(Layout coordinate data)
☆ ☆ ☆ ☆ ☆ ☆ ☆
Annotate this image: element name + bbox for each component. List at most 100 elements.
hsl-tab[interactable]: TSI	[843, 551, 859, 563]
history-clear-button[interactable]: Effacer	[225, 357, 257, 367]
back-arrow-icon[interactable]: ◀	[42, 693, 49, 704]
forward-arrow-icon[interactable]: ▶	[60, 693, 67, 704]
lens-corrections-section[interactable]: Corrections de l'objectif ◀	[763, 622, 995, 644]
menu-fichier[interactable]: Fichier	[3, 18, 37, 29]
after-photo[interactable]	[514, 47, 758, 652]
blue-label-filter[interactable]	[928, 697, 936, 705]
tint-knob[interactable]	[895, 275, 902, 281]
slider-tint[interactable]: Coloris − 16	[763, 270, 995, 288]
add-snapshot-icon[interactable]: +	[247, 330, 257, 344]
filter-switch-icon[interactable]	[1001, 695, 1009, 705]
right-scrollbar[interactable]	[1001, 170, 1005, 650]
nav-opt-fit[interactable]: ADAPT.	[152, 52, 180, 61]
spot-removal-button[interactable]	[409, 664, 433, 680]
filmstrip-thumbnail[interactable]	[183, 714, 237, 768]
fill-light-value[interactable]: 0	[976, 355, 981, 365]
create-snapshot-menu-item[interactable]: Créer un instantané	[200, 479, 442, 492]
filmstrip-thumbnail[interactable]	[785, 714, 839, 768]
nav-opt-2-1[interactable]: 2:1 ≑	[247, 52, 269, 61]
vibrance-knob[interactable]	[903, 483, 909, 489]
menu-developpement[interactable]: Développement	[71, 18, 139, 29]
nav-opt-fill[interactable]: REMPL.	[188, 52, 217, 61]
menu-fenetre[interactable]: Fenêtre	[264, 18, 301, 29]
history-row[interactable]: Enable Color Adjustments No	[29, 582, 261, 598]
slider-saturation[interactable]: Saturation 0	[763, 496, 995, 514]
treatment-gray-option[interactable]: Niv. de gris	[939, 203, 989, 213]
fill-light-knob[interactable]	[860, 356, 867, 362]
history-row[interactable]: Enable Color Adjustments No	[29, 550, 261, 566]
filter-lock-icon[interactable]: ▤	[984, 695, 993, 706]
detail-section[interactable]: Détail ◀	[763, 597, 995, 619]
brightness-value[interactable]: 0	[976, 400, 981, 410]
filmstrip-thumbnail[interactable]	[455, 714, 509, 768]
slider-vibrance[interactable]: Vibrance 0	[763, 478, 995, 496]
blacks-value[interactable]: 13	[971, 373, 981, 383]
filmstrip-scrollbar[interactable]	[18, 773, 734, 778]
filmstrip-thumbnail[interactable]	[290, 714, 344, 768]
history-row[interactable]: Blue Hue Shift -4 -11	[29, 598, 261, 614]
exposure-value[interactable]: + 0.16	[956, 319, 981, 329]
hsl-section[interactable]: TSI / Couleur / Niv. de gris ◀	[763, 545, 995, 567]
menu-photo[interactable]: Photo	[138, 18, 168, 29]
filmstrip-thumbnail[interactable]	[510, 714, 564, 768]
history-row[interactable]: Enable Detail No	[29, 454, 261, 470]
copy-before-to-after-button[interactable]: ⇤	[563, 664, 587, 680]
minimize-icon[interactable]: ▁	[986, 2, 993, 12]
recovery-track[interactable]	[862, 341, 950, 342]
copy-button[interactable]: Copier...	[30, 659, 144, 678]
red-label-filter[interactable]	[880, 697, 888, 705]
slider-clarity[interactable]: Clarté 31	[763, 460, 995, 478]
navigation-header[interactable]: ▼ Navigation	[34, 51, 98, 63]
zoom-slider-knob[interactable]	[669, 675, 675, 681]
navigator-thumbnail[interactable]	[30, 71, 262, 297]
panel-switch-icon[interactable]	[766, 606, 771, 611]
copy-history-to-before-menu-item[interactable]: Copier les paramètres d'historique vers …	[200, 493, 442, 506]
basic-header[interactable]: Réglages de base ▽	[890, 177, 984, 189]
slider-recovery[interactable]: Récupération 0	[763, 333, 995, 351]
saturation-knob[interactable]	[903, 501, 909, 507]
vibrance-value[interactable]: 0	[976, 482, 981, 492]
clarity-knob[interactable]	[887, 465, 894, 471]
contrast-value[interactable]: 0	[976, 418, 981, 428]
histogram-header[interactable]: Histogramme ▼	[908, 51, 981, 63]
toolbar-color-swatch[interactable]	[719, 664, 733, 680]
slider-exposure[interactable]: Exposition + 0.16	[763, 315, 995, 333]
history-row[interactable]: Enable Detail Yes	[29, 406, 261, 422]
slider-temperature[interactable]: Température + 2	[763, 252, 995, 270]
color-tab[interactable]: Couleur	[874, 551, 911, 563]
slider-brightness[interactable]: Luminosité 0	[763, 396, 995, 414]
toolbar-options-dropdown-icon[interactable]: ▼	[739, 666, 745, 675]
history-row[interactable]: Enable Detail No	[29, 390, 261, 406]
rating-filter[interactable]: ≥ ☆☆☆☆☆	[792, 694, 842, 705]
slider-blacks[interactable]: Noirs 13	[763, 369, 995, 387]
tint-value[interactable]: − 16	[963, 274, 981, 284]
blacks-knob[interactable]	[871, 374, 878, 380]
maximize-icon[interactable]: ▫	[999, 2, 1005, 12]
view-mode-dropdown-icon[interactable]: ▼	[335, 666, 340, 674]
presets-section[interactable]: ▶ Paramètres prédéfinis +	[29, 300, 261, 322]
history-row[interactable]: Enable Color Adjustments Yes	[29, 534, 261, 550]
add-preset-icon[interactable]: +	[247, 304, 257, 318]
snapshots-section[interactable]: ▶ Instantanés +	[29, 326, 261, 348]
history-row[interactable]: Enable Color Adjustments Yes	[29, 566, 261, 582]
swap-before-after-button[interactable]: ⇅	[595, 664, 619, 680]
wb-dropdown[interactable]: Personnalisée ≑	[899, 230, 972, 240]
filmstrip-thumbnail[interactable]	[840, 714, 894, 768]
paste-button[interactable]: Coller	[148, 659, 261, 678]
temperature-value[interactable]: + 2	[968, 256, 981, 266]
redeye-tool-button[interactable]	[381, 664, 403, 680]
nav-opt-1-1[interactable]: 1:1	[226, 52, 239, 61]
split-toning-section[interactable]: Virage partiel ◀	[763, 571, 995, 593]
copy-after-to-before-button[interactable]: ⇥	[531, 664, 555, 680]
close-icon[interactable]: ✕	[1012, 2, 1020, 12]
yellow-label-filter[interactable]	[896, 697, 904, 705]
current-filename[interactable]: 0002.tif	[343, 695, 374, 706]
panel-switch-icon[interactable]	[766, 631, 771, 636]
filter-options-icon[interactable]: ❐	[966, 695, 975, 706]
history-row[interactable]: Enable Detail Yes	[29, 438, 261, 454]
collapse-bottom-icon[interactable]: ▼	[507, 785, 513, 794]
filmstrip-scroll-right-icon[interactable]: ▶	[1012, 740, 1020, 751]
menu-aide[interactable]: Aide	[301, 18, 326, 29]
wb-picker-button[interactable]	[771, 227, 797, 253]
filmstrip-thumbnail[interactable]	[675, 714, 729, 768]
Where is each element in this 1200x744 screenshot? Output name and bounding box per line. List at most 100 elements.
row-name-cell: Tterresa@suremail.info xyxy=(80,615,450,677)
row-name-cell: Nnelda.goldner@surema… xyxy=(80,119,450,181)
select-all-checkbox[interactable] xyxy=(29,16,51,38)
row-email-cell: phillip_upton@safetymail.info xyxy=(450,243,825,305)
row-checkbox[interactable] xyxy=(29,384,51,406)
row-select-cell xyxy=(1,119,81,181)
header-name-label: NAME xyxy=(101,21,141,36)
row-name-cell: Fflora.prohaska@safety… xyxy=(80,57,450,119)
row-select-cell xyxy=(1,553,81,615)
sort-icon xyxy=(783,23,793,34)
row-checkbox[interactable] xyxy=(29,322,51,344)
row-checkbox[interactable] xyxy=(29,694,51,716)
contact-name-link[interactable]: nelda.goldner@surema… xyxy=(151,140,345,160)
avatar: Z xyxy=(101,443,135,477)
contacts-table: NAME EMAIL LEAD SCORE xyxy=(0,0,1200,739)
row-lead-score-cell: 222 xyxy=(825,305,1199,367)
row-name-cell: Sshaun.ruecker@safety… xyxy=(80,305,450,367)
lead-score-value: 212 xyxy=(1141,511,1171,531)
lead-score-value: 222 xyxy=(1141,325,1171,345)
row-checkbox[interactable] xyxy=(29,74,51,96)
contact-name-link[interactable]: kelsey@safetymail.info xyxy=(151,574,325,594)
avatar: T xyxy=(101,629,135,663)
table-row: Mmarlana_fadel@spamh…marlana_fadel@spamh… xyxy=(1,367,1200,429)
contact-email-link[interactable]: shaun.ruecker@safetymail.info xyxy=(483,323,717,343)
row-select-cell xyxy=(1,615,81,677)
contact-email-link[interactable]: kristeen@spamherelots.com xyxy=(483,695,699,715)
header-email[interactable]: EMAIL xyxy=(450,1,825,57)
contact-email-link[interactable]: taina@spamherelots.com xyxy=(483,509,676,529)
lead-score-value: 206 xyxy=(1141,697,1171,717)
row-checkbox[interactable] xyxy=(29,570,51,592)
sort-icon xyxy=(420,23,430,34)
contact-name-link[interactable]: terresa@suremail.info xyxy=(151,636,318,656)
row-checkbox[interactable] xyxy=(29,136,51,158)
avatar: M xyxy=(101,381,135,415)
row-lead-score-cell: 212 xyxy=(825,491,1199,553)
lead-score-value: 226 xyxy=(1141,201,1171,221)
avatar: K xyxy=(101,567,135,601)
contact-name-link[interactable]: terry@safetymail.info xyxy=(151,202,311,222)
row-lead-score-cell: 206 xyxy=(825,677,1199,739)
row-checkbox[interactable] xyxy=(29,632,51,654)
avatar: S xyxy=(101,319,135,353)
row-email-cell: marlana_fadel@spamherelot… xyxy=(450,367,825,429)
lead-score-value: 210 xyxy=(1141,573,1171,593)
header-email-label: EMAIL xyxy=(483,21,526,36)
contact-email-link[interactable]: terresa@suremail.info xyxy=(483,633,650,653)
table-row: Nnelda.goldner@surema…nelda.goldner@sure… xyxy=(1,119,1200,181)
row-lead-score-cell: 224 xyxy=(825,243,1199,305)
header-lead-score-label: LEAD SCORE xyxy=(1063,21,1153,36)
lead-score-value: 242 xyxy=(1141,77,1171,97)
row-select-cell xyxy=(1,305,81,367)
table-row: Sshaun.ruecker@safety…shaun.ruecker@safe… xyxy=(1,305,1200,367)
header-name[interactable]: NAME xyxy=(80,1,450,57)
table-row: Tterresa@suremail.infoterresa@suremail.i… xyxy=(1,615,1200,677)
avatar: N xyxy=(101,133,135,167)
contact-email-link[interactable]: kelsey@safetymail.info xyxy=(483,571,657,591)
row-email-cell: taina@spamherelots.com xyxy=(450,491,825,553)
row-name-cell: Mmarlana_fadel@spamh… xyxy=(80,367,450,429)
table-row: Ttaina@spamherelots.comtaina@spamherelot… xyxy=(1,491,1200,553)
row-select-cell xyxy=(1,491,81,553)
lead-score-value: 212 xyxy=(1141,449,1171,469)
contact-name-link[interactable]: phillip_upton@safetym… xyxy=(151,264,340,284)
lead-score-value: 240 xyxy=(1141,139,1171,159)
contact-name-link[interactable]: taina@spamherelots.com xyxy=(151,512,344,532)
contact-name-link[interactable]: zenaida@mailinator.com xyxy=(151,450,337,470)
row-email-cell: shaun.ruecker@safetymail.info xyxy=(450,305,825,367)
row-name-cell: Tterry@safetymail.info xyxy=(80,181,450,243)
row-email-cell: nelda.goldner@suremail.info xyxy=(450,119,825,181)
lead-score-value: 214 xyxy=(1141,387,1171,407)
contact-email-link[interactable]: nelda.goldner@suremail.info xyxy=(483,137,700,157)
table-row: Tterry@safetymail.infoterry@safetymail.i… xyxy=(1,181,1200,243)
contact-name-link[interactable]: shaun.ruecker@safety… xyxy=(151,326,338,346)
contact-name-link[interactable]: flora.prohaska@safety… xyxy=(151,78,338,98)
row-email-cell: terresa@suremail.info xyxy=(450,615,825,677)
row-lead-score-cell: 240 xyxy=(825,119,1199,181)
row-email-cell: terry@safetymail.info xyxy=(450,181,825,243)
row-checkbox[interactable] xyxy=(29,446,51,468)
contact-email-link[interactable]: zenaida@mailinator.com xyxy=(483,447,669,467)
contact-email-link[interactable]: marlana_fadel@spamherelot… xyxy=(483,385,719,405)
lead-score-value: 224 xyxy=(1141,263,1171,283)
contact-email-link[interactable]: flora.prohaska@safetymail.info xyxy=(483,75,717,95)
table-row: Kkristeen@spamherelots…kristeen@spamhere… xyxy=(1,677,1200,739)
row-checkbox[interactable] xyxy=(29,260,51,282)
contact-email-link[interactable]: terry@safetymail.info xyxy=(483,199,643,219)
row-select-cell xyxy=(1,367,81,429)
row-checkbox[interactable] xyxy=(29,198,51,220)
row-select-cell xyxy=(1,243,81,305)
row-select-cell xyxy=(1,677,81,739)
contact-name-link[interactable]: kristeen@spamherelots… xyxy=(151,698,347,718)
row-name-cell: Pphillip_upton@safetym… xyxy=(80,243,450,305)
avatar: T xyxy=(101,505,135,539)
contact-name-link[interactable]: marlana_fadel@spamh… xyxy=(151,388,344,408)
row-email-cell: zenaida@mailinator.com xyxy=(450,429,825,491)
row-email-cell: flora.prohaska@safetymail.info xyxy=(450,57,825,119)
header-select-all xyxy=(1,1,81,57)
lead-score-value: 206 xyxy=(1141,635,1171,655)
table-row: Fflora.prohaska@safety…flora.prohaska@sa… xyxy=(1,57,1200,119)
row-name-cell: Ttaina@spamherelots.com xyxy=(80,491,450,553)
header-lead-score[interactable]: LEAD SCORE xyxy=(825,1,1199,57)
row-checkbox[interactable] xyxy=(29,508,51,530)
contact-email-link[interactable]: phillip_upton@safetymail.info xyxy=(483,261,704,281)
☆ ☆ ☆ ☆ ☆ ☆ ☆
■ Description of the task:
From the data above, copy out in full every line that contains the word "recovery".

■ Solution to the problem:
recovery-track[interactable]	[862, 341, 950, 342]
slider-recovery[interactable]: Récupération 0	[763, 333, 995, 351]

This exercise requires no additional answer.